> **Records for processing**
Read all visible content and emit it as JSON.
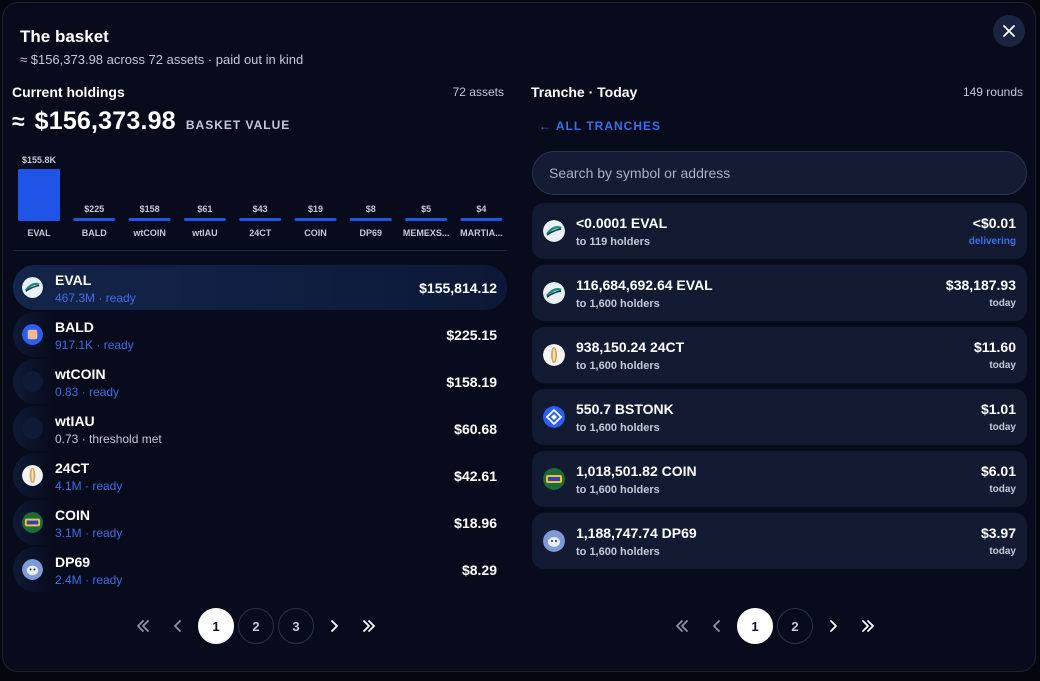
{
  "modal": {
    "title": "The basket",
    "subtitle": "≈ $156,373.98 across 72 assets · paid out in kind"
  },
  "holdings": {
    "title": "Current holdings",
    "count": "72 assets",
    "approx": "≈",
    "total": "$156,373.98",
    "total_label": "BASKET VALUE",
    "rows": [
      {
        "symbol": "EVAL",
        "sub": "467.3M · ready",
        "value": "$155,814.12",
        "icon": "eval-token-icon"
      },
      {
        "symbol": "BALD",
        "sub": "917.1K · ready",
        "value": "$225.15",
        "icon": "bald-token-icon"
      },
      {
        "symbol": "wtCOIN",
        "sub": "0.83 · ready",
        "value": "$158.19",
        "icon": "wtcoin-token-icon"
      },
      {
        "symbol": "wtIAU",
        "sub": "0.73 · threshold met",
        "value": "$60.68",
        "icon": "wtiau-token-icon"
      },
      {
        "symbol": "24CT",
        "sub": "4.1M · ready",
        "value": "$42.61",
        "icon": "24ct-token-icon"
      },
      {
        "symbol": "COIN",
        "sub": "3.1M · ready",
        "value": "$18.96",
        "icon": "coin-token-icon"
      },
      {
        "symbol": "DP69",
        "sub": "2.4M · ready",
        "value": "$8.29",
        "icon": "dp69-token-icon"
      }
    ],
    "pager": {
      "pages": [
        "1",
        "2",
        "3"
      ],
      "current": "1"
    }
  },
  "chart_data": {
    "type": "bar",
    "categories": [
      "EVAL",
      "BALD",
      "wtCOIN",
      "wtIAU",
      "24CT",
      "COIN",
      "DP69",
      "MEMEXS...",
      "MARTIA..."
    ],
    "values": [
      155800,
      225,
      158,
      61,
      43,
      19,
      8,
      5,
      4
    ],
    "value_labels": [
      "$155.8K",
      "$225",
      "$158",
      "$61",
      "$43",
      "$19",
      "$8",
      "$5",
      "$4"
    ],
    "colors": {
      "bar": "#1f55e6"
    }
  },
  "tranche": {
    "title": "Tranche · Today",
    "count": "149 rounds",
    "back_label": "← ALL TRANCHES",
    "search_placeholder": "Search by symbol or address",
    "cards": [
      {
        "amount": "<0.0001 EVAL",
        "holders": "to 119 holders",
        "value": "<$0.01",
        "status": "delivering",
        "icon": "eval-token-icon"
      },
      {
        "amount": "116,684,692.64 EVAL",
        "holders": "to 1,600 holders",
        "value": "$38,187.93",
        "status": "today",
        "icon": "eval-token-icon"
      },
      {
        "amount": "938,150.24 24CT",
        "holders": "to 1,600 holders",
        "value": "$11.60",
        "status": "today",
        "icon": "24ct-token-icon"
      },
      {
        "amount": "550.7 BSTONK",
        "holders": "to 1,600 holders",
        "value": "$1.01",
        "status": "today",
        "icon": "bstonk-token-icon"
      },
      {
        "amount": "1,018,501.82 COIN",
        "holders": "to 1,600 holders",
        "value": "$6.01",
        "status": "today",
        "icon": "coin-token-icon"
      },
      {
        "amount": "1,188,747.74 DP69",
        "holders": "to 1,600 holders",
        "value": "$3.97",
        "status": "today",
        "icon": "dp69-token-icon"
      }
    ],
    "pager": {
      "pages": [
        "1",
        "2"
      ],
      "current": "1"
    }
  },
  "colors": {
    "accent": "#3f6ee6",
    "panel": "#070b1c",
    "card": "#131b33"
  }
}
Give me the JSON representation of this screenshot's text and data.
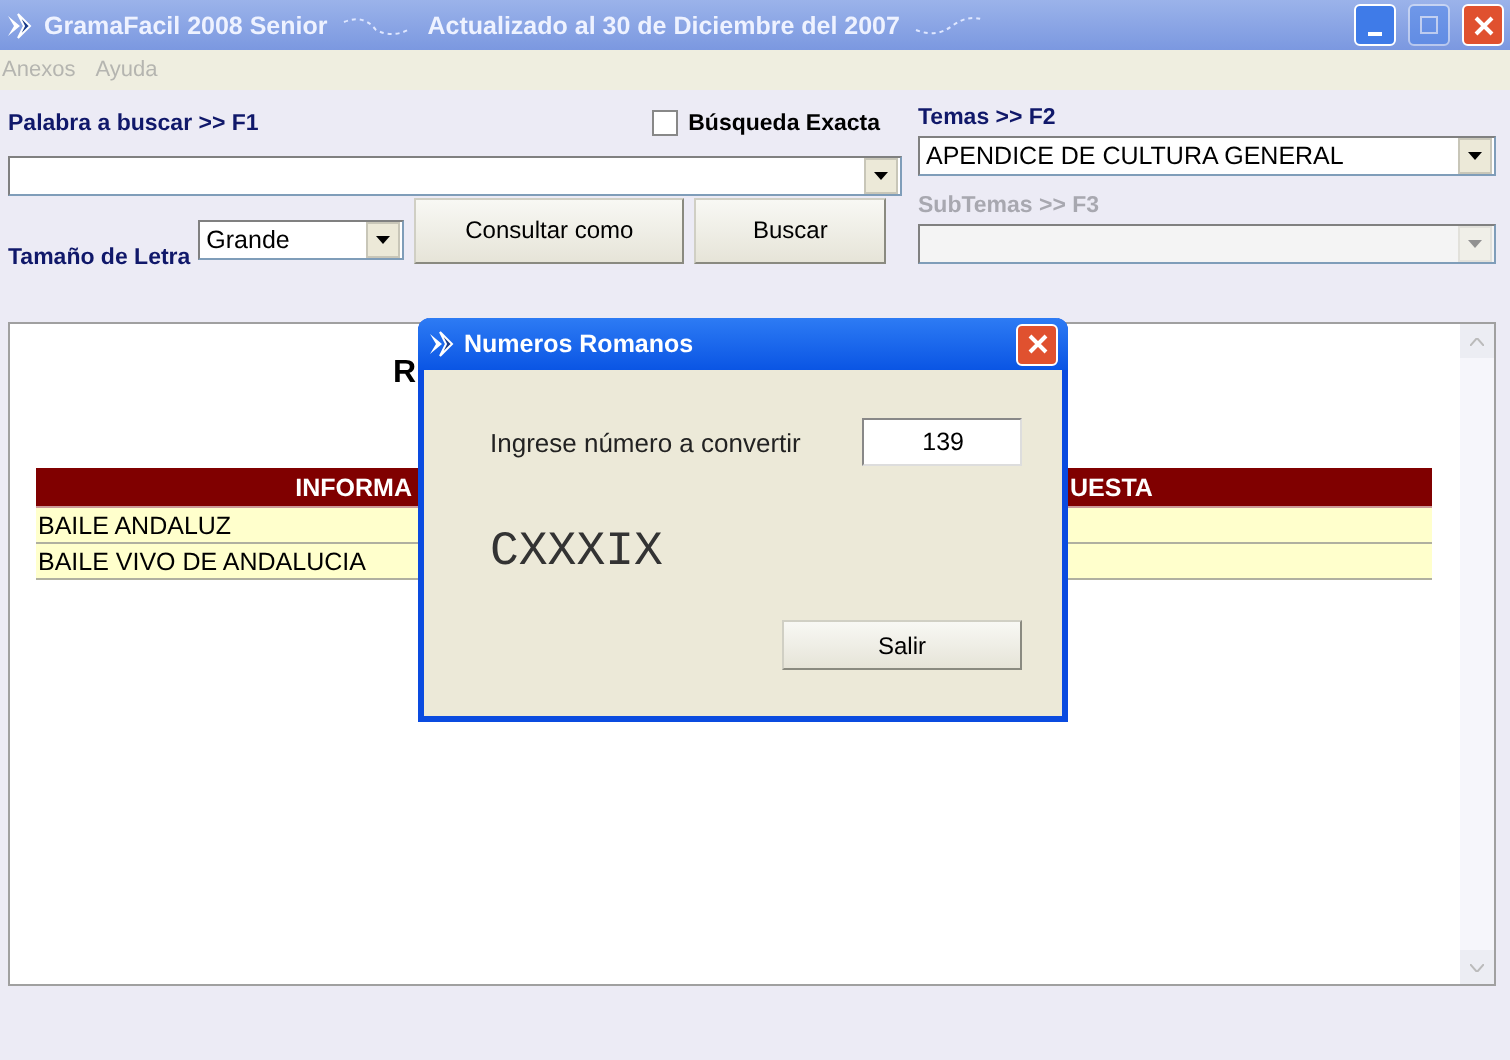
{
  "window": {
    "title": "GramaFacil 2008 Senior",
    "subtitle": "Actualizado al 30 de Diciembre del 2007",
    "maximize_disabled": true
  },
  "menu": [
    {
      "label": "Anexos",
      "disabled": true
    },
    {
      "label": "Ayuda",
      "disabled": true
    }
  ],
  "search": {
    "label": "Palabra a buscar >> F1"
  },
  "exact": {
    "label": "Búsqueda Exacta",
    "checked": false
  },
  "font_size": {
    "label": "Tamaño de Letra",
    "value": "Grande"
  },
  "buttons": [
    {
      "label": "Consultar como"
    },
    {
      "label": "Buscar"
    }
  ],
  "topics": {
    "label": "Temas >> F2",
    "value": "APENDICE DE CULTURA GENERAL",
    "disabled": false
  },
  "subtopics": {
    "label": "SubTemas >> F3",
    "disabled": true
  },
  "result": {
    "heading": "R",
    "columns": [
      "INFORMA",
      "UESTA"
    ],
    "rows": [
      [
        "BAILE ANDALUZ"
      ],
      [
        "BAILE VIVO DE ANDALUCIA"
      ]
    ]
  },
  "dialog": {
    "title": "Numeros Romanos",
    "prompt": "Ingrese número a convertir",
    "value": "139",
    "output": "CXXXIX",
    "button": "Salir"
  }
}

> **Work required**
Write out the records above exactly as they stand, leaving out every picture.

> **Solution to this exercise**
Read all visible content and emit it as JSON.
{
  "modal": {
    "title": "The basket",
    "subtitle": "≈ $156,373.98 across 72 assets · paid out in kind"
  },
  "holdings": {
    "title": "Current holdings",
    "count": "72 assets",
    "approx": "≈",
    "total": "$156,373.98",
    "total_label": "BASKET VALUE",
    "rows": [
      {
        "symbol": "EVAL",
        "sub": "467.3M · ready",
        "value": "$155,814.12",
        "icon": "eval-token-icon"
      },
      {
        "symbol": "BALD",
        "sub": "917.1K · ready",
        "value": "$225.15",
        "icon": "bald-token-icon"
      },
      {
        "symbol": "wtCOIN",
        "sub": "0.83 · ready",
        "value": "$158.19",
        "icon": "wtcoin-token-icon"
      },
      {
        "symbol": "wtIAU",
        "sub": "0.73 · threshold met",
        "value": "$60.68",
        "icon": "wtiau-token-icon"
      },
      {
        "symbol": "24CT",
        "sub": "4.1M · ready",
        "value": "$42.61",
        "icon": "24ct-token-icon"
      },
      {
        "symbol": "COIN",
        "sub": "3.1M · ready",
        "value": "$18.96",
        "icon": "coin-token-icon"
      },
      {
        "symbol": "DP69",
        "sub": "2.4M · ready",
        "value": "$8.29",
        "icon": "dp69-token-icon"
      }
    ],
    "pager": {
      "pages": [
        "1",
        "2",
        "3"
      ],
      "current": "1"
    }
  },
  "chart_data": {
    "type": "bar",
    "categories": [
      "EVAL",
      "BALD",
      "wtCOIN",
      "wtIAU",
      "24CT",
      "COIN",
      "DP69",
      "MEMEXS...",
      "MARTIA..."
    ],
    "values": [
      155800,
      225,
      158,
      61,
      43,
      19,
      8,
      5,
      4
    ],
    "value_labels": [
      "$155.8K",
      "$225",
      "$158",
      "$61",
      "$43",
      "$19",
      "$8",
      "$5",
      "$4"
    ],
    "colors": {
      "bar": "#1f55e6"
    }
  },
  "tranche": {
    "title": "Tranche · Today",
    "count": "149 rounds",
    "back_label": "← ALL TRANCHES",
    "search_placeholder": "Search by symbol or address",
    "cards": [
      {
        "amount": "<0.0001 EVAL",
        "holders": "to 119 holders",
        "value": "<$0.01",
        "status": "delivering",
        "icon": "eval-token-icon"
      },
      {
        "amount": "116,684,692.64 EVAL",
        "holders": "to 1,600 holders",
        "value": "$38,187.93",
        "status": "today",
        "icon": "eval-token-icon"
      },
      {
        "amount": "938,150.24 24CT",
        "holders": "to 1,600 holders",
        "value": "$11.60",
        "status": "today",
        "icon": "24ct-token-icon"
      },
      {
        "amount": "550.7 BSTONK",
        "holders": "to 1,600 holders",
        "value": "$1.01",
        "status": "today",
        "icon": "bstonk-token-icon"
      },
      {
        "amount": "1,018,501.82 COIN",
        "holders": "to 1,600 holders",
        "value": "$6.01",
        "status": "today",
        "icon": "coin-token-icon"
      },
      {
        "amount": "1,188,747.74 DP69",
        "holders": "to 1,600 holders",
        "value": "$3.97",
        "status": "today",
        "icon": "dp69-token-icon"
      }
    ],
    "pager": {
      "pages": [
        "1",
        "2"
      ],
      "current": "1"
    }
  },
  "colors": {
    "accent": "#3f6ee6",
    "panel": "#070b1c",
    "card": "#131b33"
  }
}
Give me the JSON representation of this screenshot's text and data.
{
  "window": {
    "title": "GramaFacil 2008 Senior",
    "subtitle": "Actualizado al 30 de Diciembre del 2007",
    "maximize_disabled": true
  },
  "menu": [
    {
      "label": "Anexos",
      "disabled": true
    },
    {
      "label": "Ayuda",
      "disabled": true
    }
  ],
  "search": {
    "label": "Palabra a buscar >> F1"
  },
  "exact": {
    "label": "Búsqueda Exacta",
    "checked": false
  },
  "font_size": {
    "label": "Tamaño de Letra",
    "value": "Grande"
  },
  "buttons": [
    {
      "label": "Consultar como"
    },
    {
      "label": "Buscar"
    }
  ],
  "topics": {
    "label": "Temas >> F2",
    "value": "APENDICE DE CULTURA GENERAL",
    "disabled": false
  },
  "subtopics": {
    "label": "SubTemas >> F3",
    "disabled": true
  },
  "result": {
    "heading": "R",
    "columns": [
      "INFORMA",
      "UESTA"
    ],
    "rows": [
      [
        "BAILE ANDALUZ"
      ],
      [
        "BAILE VIVO DE ANDALUCIA"
      ]
    ]
  },
  "dialog": {
    "title": "Numeros Romanos",
    "prompt": "Ingrese número a convertir",
    "value": "139",
    "output": "CXXXIX",
    "button": "Salir"
  }
}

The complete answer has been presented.